* **STATED EXERCISE**
Report each line of the data below that contains the string "Immigrants". Treat uppercase and lowercase letters as different.

==== RECORDS SHOWN

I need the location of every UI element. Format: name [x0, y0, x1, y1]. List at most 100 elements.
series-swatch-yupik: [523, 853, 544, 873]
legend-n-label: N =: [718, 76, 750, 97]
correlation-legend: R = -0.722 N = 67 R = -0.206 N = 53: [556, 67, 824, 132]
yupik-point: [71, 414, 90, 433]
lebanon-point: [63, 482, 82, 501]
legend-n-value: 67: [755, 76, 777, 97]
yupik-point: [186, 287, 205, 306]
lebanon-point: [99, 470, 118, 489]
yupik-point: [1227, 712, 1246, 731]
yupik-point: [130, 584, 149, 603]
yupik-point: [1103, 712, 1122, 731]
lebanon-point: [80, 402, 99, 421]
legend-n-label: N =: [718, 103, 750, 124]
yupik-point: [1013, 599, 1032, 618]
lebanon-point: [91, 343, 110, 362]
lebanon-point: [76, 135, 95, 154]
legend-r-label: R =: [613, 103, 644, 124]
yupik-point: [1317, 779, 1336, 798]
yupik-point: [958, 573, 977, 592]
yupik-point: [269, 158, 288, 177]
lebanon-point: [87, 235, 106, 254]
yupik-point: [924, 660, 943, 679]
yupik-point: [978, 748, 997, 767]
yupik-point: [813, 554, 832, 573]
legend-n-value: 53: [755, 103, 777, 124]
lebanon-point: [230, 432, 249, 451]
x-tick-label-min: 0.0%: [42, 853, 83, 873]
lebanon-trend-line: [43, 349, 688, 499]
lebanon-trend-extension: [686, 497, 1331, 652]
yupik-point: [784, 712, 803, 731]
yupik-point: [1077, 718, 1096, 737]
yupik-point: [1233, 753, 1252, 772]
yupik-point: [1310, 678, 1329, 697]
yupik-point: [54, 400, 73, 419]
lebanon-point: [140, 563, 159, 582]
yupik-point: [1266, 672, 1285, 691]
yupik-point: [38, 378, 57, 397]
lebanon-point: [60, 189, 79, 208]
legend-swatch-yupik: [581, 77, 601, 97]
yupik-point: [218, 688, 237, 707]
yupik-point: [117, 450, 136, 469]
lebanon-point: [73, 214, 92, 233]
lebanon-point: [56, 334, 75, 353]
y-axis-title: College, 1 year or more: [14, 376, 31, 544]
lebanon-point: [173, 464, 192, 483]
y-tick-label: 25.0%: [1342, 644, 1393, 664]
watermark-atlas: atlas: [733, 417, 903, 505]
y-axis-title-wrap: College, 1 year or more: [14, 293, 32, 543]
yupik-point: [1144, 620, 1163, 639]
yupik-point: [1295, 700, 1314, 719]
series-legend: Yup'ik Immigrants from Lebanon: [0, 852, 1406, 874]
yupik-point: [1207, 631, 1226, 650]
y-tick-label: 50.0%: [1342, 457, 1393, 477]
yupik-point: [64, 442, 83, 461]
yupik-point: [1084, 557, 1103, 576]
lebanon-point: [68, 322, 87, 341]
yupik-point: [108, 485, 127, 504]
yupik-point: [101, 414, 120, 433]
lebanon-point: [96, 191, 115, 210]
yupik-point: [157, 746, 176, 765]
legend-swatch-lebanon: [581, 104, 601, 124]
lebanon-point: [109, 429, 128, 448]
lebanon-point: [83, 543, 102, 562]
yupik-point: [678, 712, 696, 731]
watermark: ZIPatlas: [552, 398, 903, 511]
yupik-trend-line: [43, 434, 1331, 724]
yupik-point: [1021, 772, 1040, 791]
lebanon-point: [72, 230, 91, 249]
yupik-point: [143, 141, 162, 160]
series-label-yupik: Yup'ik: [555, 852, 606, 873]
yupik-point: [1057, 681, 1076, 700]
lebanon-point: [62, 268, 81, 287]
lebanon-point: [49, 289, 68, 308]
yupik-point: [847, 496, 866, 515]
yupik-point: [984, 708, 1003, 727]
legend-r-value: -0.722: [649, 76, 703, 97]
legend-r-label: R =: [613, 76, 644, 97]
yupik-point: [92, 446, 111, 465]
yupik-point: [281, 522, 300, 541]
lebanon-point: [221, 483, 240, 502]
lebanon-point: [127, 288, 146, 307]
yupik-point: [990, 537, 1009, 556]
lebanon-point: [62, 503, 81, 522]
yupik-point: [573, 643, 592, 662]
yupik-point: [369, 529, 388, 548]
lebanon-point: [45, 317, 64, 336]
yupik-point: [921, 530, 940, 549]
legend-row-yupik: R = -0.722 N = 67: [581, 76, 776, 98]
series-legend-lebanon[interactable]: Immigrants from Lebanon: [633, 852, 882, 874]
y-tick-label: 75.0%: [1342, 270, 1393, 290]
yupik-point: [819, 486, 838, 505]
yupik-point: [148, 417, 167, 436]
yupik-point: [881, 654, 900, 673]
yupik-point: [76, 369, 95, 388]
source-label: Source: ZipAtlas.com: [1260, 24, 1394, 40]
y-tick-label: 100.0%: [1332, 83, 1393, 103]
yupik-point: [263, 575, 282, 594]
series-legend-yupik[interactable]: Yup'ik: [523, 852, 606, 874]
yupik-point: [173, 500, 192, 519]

========

* **CORRECT RESPONSE**
series-legend: Yup'ik Immigrants from Lebanon: [0, 852, 1406, 874]
series-legend-lebanon[interactable]: Immigrants from Lebanon: [633, 852, 882, 874]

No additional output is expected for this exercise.